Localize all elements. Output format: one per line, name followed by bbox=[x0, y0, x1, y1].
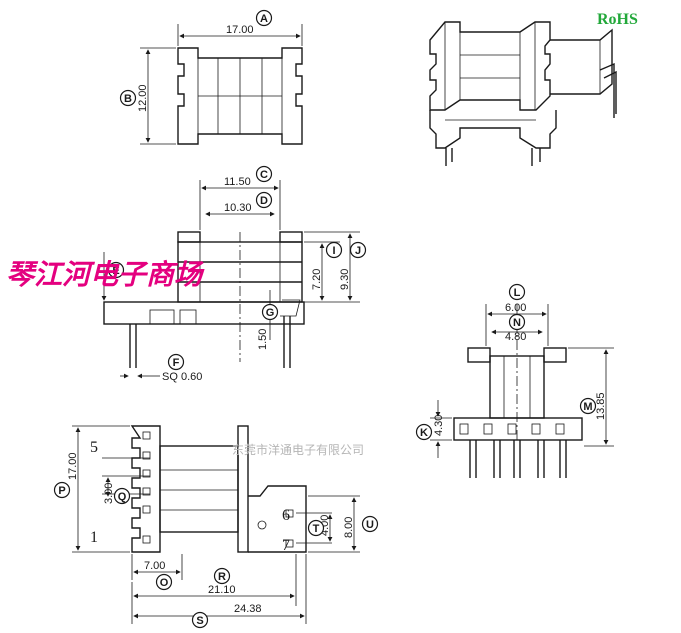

...

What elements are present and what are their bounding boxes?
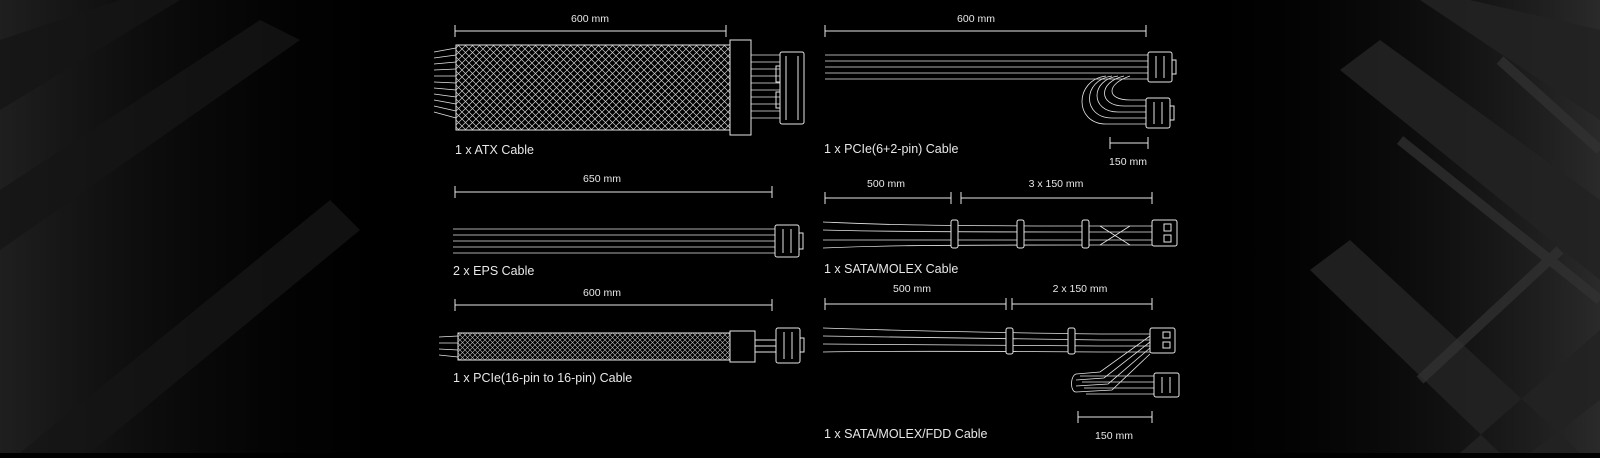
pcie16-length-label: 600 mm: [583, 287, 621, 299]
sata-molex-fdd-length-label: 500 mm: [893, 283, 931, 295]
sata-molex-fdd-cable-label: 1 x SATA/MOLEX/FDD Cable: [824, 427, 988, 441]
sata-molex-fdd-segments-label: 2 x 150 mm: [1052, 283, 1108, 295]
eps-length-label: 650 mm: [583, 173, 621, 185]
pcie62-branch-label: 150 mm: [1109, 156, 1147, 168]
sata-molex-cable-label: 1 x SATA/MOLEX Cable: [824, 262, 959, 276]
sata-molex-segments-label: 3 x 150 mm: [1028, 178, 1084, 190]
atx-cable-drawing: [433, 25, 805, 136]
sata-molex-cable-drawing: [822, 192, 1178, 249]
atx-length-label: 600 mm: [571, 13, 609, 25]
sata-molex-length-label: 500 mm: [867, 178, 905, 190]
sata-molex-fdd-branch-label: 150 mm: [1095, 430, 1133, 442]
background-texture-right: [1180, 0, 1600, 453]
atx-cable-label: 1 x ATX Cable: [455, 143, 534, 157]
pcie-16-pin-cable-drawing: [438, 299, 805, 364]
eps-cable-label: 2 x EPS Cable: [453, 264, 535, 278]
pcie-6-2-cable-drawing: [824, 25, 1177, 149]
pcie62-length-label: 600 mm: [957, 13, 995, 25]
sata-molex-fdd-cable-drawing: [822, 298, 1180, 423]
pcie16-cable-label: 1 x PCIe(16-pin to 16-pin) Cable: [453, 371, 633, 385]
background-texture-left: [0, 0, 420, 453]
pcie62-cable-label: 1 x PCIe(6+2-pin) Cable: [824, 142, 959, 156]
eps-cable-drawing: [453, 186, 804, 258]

---

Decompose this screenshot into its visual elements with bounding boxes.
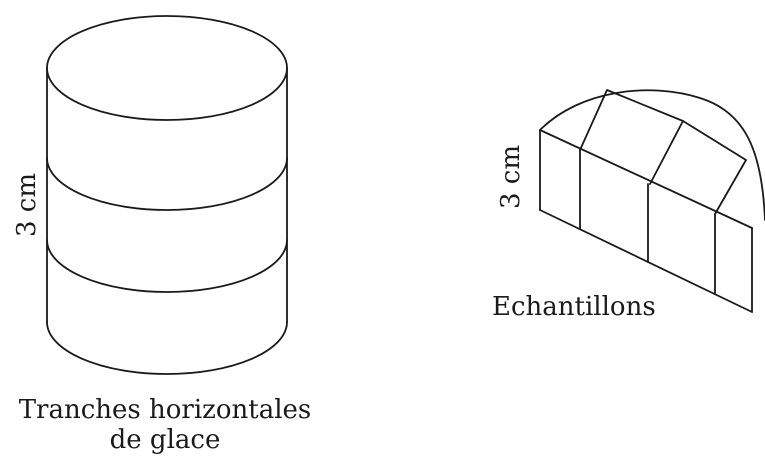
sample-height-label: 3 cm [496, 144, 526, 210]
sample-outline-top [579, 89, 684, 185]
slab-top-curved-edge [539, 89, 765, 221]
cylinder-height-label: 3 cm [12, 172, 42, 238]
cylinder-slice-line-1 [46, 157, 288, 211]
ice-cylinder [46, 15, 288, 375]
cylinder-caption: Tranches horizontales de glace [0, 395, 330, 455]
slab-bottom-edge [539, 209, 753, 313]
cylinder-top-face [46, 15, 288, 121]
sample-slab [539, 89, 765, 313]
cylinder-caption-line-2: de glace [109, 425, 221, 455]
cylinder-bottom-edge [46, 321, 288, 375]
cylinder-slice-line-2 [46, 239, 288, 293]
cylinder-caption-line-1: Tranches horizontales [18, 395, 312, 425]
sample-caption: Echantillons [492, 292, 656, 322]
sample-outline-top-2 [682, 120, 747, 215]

Challenge: Reproduce the lines of material verbatim, starting at the line containing "What elements are" and ending at the line containing "eps-cable-drawing: [453, 186, 804, 258]", both included. Leave out any pictures.

Answer to the exercise:
What elements are present and what are their bounding boxes?
pcie16-length-label: 600 mm: [583, 287, 621, 299]
sata-molex-fdd-length-label: 500 mm: [893, 283, 931, 295]
sata-molex-fdd-cable-label: 1 x SATA/MOLEX/FDD Cable: [824, 427, 988, 441]
sata-molex-fdd-segments-label: 2 x 150 mm: [1052, 283, 1108, 295]
eps-length-label: 650 mm: [583, 173, 621, 185]
pcie62-branch-label: 150 mm: [1109, 156, 1147, 168]
sata-molex-cable-label: 1 x SATA/MOLEX Cable: [824, 262, 959, 276]
sata-molex-segments-label: 3 x 150 mm: [1028, 178, 1084, 190]
atx-cable-drawing: [433, 25, 805, 136]
sata-molex-cable-drawing: [822, 192, 1178, 249]
atx-length-label: 600 mm: [571, 13, 609, 25]
sata-molex-length-label: 500 mm: [867, 178, 905, 190]
sata-molex-fdd-branch-label: 150 mm: [1095, 430, 1133, 442]
background-texture-right: [1180, 0, 1600, 453]
atx-cable-label: 1 x ATX Cable: [455, 143, 534, 157]
pcie-16-pin-cable-drawing: [438, 299, 805, 364]
eps-cable-label: 2 x EPS Cable: [453, 264, 535, 278]
pcie-6-2-cable-drawing: [824, 25, 1177, 149]
pcie62-length-label: 600 mm: [957, 13, 995, 25]
sata-molex-fdd-cable-drawing: [822, 298, 1180, 423]
pcie16-cable-label: 1 x PCIe(16-pin to 16-pin) Cable: [453, 371, 633, 385]
background-texture-left: [0, 0, 420, 453]
pcie62-cable-label: 1 x PCIe(6+2-pin) Cable: [824, 142, 959, 156]
eps-cable-drawing: [453, 186, 804, 258]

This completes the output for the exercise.